• _PROMPT_: Where the data below has the string "from", return the whole line.

• _PROVIDED MATERIAL_:
* Start *
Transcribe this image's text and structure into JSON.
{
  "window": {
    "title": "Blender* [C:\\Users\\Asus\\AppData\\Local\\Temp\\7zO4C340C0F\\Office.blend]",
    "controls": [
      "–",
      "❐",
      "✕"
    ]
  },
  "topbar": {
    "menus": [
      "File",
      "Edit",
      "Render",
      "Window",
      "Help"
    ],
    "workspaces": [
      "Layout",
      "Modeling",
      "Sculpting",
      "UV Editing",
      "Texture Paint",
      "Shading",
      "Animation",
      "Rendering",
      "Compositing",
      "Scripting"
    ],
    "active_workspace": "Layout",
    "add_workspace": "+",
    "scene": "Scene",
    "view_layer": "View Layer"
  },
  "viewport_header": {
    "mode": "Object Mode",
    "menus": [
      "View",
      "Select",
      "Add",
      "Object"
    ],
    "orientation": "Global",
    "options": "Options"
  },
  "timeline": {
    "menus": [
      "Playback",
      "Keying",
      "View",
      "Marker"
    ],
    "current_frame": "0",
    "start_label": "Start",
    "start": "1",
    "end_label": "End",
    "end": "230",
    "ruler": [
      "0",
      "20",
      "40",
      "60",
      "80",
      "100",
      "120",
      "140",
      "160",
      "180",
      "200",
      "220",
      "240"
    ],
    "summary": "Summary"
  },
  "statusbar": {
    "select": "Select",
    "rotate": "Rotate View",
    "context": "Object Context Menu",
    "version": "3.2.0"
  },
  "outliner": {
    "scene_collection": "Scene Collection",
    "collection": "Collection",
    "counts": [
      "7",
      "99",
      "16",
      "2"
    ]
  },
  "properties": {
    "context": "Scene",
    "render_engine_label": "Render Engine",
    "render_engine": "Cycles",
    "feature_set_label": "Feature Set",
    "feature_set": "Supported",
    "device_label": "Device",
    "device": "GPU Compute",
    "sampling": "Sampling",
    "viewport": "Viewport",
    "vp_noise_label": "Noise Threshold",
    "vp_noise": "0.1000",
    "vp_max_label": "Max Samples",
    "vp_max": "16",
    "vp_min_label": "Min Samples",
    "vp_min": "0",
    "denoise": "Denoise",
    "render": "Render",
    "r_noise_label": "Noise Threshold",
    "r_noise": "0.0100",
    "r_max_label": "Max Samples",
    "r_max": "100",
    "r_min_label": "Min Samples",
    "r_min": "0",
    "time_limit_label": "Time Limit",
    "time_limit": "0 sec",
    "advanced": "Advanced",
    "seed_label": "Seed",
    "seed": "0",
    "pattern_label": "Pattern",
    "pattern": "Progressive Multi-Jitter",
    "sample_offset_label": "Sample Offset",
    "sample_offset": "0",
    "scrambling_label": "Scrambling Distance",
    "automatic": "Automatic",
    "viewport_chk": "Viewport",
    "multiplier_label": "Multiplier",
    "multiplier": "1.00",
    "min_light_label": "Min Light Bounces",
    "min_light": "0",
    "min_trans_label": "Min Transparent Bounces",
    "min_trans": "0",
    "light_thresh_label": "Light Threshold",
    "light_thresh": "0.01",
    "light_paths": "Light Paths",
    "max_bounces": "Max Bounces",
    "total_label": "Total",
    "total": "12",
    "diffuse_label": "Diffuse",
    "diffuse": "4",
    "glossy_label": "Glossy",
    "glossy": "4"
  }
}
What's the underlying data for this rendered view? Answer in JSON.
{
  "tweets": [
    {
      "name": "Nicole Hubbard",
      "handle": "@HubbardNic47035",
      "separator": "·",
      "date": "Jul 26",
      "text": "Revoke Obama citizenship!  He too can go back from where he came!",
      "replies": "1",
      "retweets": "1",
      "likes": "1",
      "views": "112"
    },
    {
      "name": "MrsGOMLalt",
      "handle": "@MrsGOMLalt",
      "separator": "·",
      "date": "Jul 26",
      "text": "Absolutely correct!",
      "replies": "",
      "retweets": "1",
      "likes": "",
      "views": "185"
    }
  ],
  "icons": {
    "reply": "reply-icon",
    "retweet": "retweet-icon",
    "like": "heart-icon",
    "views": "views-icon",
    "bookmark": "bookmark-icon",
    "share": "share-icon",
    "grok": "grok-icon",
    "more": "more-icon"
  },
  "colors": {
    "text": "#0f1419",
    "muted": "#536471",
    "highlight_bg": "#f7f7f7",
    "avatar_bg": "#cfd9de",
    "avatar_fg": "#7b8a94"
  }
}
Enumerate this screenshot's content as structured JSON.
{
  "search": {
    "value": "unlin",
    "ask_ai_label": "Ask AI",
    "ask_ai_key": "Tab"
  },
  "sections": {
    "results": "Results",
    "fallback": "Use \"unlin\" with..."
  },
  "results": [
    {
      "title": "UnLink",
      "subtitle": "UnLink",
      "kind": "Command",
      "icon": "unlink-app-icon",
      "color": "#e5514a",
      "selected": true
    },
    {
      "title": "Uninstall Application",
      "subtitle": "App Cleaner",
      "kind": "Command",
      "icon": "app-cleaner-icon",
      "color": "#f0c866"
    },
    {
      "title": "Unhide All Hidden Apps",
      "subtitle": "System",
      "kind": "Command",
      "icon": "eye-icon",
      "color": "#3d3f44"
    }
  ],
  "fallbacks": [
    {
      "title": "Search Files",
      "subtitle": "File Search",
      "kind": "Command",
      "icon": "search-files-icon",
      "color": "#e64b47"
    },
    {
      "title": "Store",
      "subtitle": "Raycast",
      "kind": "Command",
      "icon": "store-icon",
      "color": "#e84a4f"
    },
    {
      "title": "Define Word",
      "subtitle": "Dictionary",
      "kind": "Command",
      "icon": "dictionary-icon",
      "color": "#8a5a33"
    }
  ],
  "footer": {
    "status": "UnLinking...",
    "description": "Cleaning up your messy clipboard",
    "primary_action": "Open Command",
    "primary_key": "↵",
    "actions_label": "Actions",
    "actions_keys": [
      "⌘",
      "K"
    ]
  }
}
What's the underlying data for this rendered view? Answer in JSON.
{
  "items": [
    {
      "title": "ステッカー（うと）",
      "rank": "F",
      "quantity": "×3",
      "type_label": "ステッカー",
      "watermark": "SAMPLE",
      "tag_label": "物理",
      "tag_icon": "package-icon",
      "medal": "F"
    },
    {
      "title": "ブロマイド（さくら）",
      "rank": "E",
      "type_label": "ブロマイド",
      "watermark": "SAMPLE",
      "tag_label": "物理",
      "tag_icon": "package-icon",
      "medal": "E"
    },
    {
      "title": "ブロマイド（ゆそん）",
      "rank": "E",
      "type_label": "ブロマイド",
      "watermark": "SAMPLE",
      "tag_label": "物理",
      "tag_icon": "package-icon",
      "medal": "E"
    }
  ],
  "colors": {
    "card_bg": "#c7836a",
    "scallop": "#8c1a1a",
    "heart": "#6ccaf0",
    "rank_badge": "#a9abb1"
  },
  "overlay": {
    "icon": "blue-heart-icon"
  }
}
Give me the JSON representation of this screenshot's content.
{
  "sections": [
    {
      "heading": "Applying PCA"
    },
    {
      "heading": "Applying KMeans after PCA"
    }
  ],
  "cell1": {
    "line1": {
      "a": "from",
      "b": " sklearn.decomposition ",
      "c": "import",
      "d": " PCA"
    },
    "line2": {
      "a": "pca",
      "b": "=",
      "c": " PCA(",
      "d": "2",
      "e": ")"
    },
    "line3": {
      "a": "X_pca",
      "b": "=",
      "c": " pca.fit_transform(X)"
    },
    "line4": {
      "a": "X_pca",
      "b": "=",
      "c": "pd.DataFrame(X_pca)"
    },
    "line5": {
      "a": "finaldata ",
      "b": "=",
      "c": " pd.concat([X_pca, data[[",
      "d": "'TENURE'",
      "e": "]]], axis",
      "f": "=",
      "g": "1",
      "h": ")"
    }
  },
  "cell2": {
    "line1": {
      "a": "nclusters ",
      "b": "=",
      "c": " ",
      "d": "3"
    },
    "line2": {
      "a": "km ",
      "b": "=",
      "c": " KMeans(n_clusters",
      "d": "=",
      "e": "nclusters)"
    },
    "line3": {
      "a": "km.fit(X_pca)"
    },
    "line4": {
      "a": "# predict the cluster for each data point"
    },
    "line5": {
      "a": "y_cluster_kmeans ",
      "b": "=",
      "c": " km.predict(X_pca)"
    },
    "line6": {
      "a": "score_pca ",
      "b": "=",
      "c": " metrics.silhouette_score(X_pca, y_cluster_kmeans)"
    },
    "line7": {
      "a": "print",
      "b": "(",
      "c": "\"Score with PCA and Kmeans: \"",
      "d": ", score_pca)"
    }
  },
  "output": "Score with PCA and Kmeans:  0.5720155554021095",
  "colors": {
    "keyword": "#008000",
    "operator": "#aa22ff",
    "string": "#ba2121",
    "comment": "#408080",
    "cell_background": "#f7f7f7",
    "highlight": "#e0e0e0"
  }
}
* End *
• _ANSWER TO THE TASK_:
      "text": "Revoke Obama citizenship!  He too can go back from where he came!",
      "a": "from",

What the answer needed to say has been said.